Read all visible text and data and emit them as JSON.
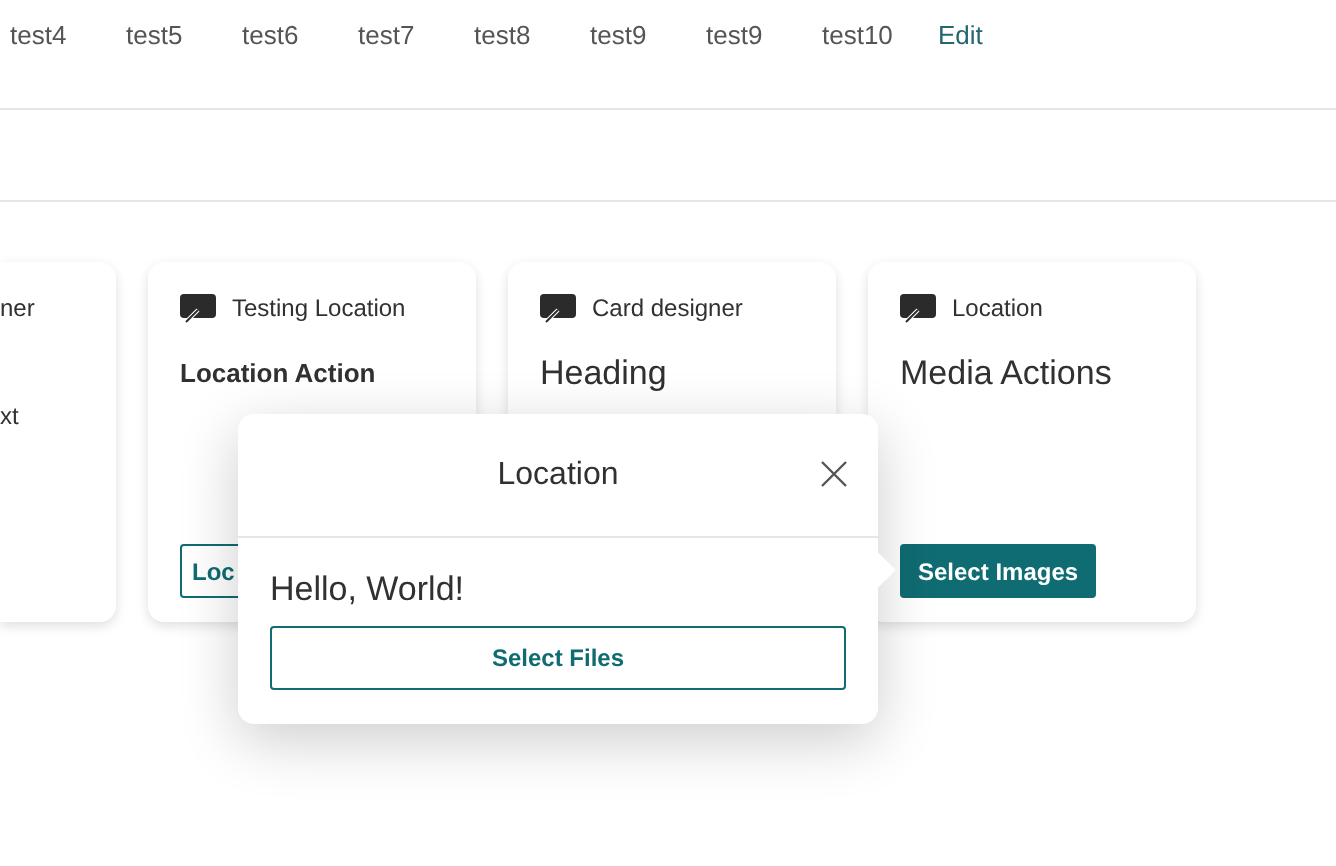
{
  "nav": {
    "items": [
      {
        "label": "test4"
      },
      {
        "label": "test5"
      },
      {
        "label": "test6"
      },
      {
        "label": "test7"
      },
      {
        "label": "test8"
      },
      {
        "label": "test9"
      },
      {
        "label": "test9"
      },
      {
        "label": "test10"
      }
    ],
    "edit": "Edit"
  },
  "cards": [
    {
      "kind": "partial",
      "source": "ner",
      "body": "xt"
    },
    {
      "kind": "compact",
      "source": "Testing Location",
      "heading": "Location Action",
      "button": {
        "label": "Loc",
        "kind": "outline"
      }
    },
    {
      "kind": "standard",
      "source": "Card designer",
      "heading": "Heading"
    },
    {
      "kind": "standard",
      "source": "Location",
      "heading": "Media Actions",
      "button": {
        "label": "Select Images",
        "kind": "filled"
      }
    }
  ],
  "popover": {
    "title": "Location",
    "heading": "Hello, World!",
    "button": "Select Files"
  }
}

--

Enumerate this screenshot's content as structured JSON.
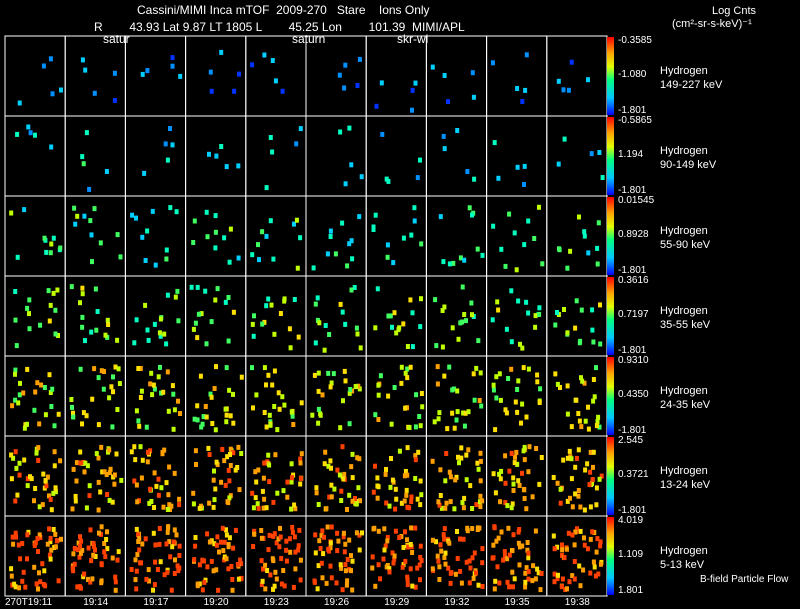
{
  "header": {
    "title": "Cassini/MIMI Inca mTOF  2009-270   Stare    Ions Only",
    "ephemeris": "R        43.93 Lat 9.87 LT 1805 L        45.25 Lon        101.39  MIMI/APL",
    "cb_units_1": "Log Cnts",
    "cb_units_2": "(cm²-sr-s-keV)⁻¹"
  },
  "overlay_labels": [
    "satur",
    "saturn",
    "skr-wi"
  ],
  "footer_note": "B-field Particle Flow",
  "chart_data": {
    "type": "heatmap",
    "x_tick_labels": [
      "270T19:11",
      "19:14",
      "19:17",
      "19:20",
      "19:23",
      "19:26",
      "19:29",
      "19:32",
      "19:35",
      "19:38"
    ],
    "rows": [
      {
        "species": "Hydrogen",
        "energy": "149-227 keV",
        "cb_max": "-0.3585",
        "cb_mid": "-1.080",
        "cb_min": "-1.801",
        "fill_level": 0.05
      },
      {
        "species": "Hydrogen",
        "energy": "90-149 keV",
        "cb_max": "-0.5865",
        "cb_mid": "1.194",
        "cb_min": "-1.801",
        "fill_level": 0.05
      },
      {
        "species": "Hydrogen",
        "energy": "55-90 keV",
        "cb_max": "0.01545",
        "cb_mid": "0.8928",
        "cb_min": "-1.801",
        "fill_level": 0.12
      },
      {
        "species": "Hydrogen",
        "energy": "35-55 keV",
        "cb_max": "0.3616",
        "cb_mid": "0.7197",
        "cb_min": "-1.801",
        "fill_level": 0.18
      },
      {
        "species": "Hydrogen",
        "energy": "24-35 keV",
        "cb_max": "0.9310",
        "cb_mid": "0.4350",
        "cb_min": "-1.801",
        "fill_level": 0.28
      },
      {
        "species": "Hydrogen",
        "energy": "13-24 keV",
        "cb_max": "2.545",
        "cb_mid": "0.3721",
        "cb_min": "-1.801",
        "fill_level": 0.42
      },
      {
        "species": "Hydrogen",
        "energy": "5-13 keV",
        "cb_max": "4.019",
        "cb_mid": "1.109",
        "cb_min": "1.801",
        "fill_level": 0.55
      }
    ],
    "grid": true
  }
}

### WHAT YOU HAVE TO DO
Isolate the lines above that contain the word "Select" and copy them.

### RESPONSE
        "label": "Select Images",
    "button": "Select Files"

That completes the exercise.